Saved data entries:
** BEGIN **
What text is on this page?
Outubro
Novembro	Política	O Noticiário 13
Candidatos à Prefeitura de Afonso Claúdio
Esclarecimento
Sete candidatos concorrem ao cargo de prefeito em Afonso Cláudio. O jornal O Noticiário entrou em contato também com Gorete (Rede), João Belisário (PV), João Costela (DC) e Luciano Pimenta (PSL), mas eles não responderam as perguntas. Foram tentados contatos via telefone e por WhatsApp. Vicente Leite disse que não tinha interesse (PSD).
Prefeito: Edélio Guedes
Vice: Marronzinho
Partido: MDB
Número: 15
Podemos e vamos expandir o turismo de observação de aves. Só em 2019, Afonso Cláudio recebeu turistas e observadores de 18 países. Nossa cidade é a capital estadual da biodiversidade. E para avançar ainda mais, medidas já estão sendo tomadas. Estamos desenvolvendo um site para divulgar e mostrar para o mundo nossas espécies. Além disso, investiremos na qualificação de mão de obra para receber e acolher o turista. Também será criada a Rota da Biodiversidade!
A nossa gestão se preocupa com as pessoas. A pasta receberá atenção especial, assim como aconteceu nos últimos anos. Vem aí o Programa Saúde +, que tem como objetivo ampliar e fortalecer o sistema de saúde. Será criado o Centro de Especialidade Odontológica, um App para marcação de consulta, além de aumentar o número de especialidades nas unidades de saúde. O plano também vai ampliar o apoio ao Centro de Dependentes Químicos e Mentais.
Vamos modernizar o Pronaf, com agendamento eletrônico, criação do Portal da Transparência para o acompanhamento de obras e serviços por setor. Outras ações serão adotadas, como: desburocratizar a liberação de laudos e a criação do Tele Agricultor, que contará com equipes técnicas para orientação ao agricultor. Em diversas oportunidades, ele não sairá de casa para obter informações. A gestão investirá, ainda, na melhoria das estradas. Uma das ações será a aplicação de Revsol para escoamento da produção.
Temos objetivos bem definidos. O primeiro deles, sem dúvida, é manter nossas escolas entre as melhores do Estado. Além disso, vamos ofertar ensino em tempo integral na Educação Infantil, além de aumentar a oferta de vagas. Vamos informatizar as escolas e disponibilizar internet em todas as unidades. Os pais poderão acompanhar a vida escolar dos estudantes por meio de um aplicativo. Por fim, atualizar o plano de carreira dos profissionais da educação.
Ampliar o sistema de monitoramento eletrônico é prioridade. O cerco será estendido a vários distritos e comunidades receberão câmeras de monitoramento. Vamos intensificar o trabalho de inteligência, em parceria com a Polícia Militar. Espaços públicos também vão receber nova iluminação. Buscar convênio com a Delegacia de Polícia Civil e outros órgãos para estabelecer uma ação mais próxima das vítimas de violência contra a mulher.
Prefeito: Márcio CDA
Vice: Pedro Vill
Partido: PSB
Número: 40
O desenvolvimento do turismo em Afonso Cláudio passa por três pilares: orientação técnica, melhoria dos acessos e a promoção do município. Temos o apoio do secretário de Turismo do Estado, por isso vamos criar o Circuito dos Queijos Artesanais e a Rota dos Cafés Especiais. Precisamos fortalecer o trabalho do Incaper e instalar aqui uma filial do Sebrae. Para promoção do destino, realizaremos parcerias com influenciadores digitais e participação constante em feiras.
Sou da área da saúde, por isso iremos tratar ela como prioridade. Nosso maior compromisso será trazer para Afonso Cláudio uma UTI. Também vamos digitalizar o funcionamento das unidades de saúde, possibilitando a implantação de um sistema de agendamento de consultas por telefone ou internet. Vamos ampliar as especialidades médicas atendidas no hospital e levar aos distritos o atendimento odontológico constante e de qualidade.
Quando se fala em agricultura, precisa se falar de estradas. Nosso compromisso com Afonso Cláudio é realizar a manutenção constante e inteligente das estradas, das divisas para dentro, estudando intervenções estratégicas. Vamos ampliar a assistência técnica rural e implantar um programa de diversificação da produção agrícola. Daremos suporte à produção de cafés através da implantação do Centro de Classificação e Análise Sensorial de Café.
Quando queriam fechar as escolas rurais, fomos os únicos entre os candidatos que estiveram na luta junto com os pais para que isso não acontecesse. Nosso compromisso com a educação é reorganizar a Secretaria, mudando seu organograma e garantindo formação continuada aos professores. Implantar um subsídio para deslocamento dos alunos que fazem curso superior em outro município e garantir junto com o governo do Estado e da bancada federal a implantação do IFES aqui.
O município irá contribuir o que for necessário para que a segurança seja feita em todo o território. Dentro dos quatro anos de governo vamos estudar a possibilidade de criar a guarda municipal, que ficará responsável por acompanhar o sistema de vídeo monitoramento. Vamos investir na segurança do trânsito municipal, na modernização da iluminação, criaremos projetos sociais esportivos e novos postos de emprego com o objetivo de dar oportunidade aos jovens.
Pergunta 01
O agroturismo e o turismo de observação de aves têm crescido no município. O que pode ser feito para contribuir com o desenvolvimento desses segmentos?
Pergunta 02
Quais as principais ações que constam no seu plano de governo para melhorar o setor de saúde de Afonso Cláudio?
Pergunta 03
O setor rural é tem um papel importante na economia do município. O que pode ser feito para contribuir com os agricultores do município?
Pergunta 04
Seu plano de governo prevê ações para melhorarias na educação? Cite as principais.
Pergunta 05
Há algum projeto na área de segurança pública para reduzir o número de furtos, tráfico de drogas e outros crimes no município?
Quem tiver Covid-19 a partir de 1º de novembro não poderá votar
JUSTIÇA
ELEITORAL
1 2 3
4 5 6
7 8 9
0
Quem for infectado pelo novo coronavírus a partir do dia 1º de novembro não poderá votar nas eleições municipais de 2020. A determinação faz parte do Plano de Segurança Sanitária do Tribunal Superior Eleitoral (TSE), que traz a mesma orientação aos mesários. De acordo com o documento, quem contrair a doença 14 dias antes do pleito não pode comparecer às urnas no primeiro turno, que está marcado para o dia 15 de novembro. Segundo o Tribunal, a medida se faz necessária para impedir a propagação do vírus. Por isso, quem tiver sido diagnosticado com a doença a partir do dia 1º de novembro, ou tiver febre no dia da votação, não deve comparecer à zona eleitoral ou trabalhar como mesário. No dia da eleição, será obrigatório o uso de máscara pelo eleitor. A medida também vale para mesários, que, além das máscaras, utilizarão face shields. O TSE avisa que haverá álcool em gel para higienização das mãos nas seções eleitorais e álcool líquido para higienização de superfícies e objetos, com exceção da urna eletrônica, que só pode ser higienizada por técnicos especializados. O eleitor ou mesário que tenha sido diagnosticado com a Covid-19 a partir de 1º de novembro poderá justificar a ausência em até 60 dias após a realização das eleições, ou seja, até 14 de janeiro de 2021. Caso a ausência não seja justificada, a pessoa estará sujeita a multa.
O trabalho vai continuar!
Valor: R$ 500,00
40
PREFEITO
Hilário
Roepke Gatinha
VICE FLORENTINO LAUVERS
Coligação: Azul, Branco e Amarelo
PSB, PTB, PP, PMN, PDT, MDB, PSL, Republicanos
** END **
Exercise description:
Every entry must be retyped in full, exactly as given.

In response:
What text is on this page?
Outubro
Novembro	Política	O Noticiário 13
Candidatos à Prefeitura de Afonso Claúdio
Esclarecimento
Sete candidatos concorrem ao cargo de prefeito em Afonso Cláudio. O jornal O Noticiário entrou em contato também com Gorete (Rede), João Belisário (PV), João Costela (DC) e Luciano Pimenta (PSL), mas eles não responderam as perguntas. Foram tentados contatos via telefone e por WhatsApp. Vicente Leite disse que não tinha interesse (PSD).
Prefeito: Edélio Guedes
Vice: Marronzinho
Partido: MDB
Número: 15
Podemos e vamos expandir o turismo de observação de aves. Só em 2019, Afonso Cláudio recebeu turistas e observadores de 18 países. Nossa cidade é a capital estadual da biodiversidade. E para avançar ainda mais, medidas já estão sendo tomadas. Estamos desenvolvendo um site para divulgar e mostrar para o mundo nossas espécies. Além disso, investiremos na qualificação de mão de obra para receber e acolher o turista. Também será criada a Rota da Biodiversidade!
A nossa gestão se preocupa com as pessoas. A pasta receberá atenção especial, assim como aconteceu nos últimos anos. Vem aí o Programa Saúde +, que tem como objetivo ampliar e fortalecer o sistema de saúde. Será criado o Centro de Especialidade Odontológica, um App para marcação de consulta, além de aumentar o número de especialidades nas unidades de saúde. O plano também vai ampliar o apoio ao Centro de Dependentes Químicos e Mentais.
Vamos modernizar o Pronaf, com agendamento eletrônico, criação do Portal da Transparência para o acompanhamento de obras e serviços por setor. Outras ações serão adotadas, como: desburocratizar a liberação de laudos e a criação do Tele Agricultor, que contará com equipes técnicas para orientação ao agricultor. Em diversas oportunidades, ele não sairá de casa para obter informações. A gestão investirá, ainda, na melhoria das estradas. Uma das ações será a aplicação de Revsol para escoamento da produção.
Temos objetivos bem definidos. O primeiro deles, sem dúvida, é manter nossas escolas entre as melhores do Estado. Além disso, vamos ofertar ensino em tempo integral na Educação Infantil, além de aumentar a oferta de vagas. Vamos informatizar as escolas e disponibilizar internet em todas as unidades. Os pais poderão acompanhar a vida escolar dos estudantes por meio de um aplicativo. Por fim, atualizar o plano de carreira dos profissionais da educação.
Ampliar o sistema de monitoramento eletrônico é prioridade. O cerco será estendido a vários distritos e comunidades receberão câmeras de monitoramento. Vamos intensificar o trabalho de inteligência, em parceria com a Polícia Militar. Espaços públicos também vão receber nova iluminação. Buscar convênio com a Delegacia de Polícia Civil e outros órgãos para estabelecer uma ação mais próxima das vítimas de violência contra a mulher.
Prefeito: Márcio CDA
Vice: Pedro Vill
Partido: PSB
Número: 40
O desenvolvimento do turismo em Afonso Cláudio passa por três pilares: orientação técnica, melhoria dos acessos e a promoção do município. Temos o apoio do secretário de Turismo do Estado, por isso vamos criar o Circuito dos Queijos Artesanais e a Rota dos Cafés Especiais. Precisamos fortalecer o trabalho do Incaper e instalar aqui uma filial do Sebrae. Para promoção do destino, realizaremos parcerias com influenciadores digitais e participação constante em feiras.
Sou da área da saúde, por isso iremos tratar ela como prioridade. Nosso maior compromisso será trazer para Afonso Cláudio uma UTI. Também vamos digitalizar o funcionamento das unidades de saúde, possibilitando a implantação de um sistema de agendamento de consultas por telefone ou internet. Vamos ampliar as especialidades médicas atendidas no hospital e levar aos distritos o atendimento odontológico constante e de qualidade.
Quando se fala em agricultura, precisa se falar de estradas. Nosso compromisso com Afonso Cláudio é realizar a manutenção constante e inteligente das estradas, das divisas para dentro, estudando intervenções estratégicas. Vamos ampliar a assistência técnica rural e implantar um programa de diversificação da produção agrícola. Daremos suporte à produção de cafés através da implantação do Centro de Classificação e Análise Sensorial de Café.
Quando queriam fechar as escolas rurais, fomos os únicos entre os candidatos que estiveram na luta junto com os pais para que isso não acontecesse. Nosso compromisso com a educação é reorganizar a Secretaria, mudando seu organograma e garantindo formação continuada aos professores. Implantar um subsídio para deslocamento dos alunos que fazem curso superior em outro município e garantir junto com o governo do Estado e da bancada federal a implantação do IFES aqui.
O município irá contribuir o que for necessário para que a segurança seja feita em todo o território. Dentro dos quatro anos de governo vamos estudar a possibilidade de criar a guarda municipal, que ficará responsável por acompanhar o sistema de vídeo monitoramento. Vamos investir na segurança do trânsito municipal, na modernização da iluminação, criaremos projetos sociais esportivos e novos postos de emprego com o objetivo de dar oportunidade aos jovens.
Pergunta 01
O agroturismo e o turismo de observação de aves têm crescido no município. O que pode ser feito para contribuir com o desenvolvimento desses segmentos?
Pergunta 02
Quais as principais ações que constam no seu plano de governo para melhorar o setor de saúde de Afonso Cláudio?
Pergunta 03
O setor rural é tem um papel importante na economia do município. O que pode ser feito para contribuir com os agricultores do município?
Pergunta 04
Seu plano de governo prevê ações para melhorarias na educação? Cite as principais.
Pergunta 05
Há algum projeto na área de segurança pública para reduzir o número de furtos, tráfico de drogas e outros crimes no município?
Quem tiver Covid-19 a partir de 1º de novembro não poderá votar
JUSTIÇA
ELEITORAL
1 2 3
4 5 6
7 8 9
0
Quem for infectado pelo novo coronavírus a partir do dia 1º de novembro não poderá votar nas eleições municipais de 2020. A determinação faz parte do Plano de Segurança Sanitária do Tribunal Superior Eleitoral (TSE), que traz a mesma orientação aos mesários. De acordo com o documento, quem contrair a doença 14 dias antes do pleito não pode comparecer às urnas no primeiro turno, que está marcado para o dia 15 de novembro. Segundo o Tribunal, a medida se faz necessária para impedir a propagação do vírus. Por isso, quem tiver sido diagnosticado com a doença a partir do dia 1º de novembro, ou tiver febre no dia da votação, não deve comparecer à zona eleitoral ou trabalhar como mesário. No dia da eleição, será obrigatório o uso de máscara pelo eleitor. A medida também vale para mesários, que, além das máscaras, utilizarão face shields. O TSE avisa que haverá álcool em gel para higienização das mãos nas seções eleitorais e álcool líquido para higienização de superfícies e objetos, com exceção da urna eletrônica, que só pode ser higienizada por técnicos especializados. O eleitor ou mesário que tenha sido diagnosticado com a Covid-19 a partir de 1º de novembro poderá justificar a ausência em até 60 dias após a realização das eleições, ou seja, até 14 de janeiro de 2021. Caso a ausência não seja justificada, a pessoa estará sujeita a multa.
O trabalho vai continuar!
Valor: R$ 500,00
40
PREFEITO
Hilário
Roepke Gatinha
VICE FLORENTINO LAUVERS
Coligação: Azul, Branco e Amarelo
PSB, PTB, PP, PMN, PDT, MDB, PSL, Republicanos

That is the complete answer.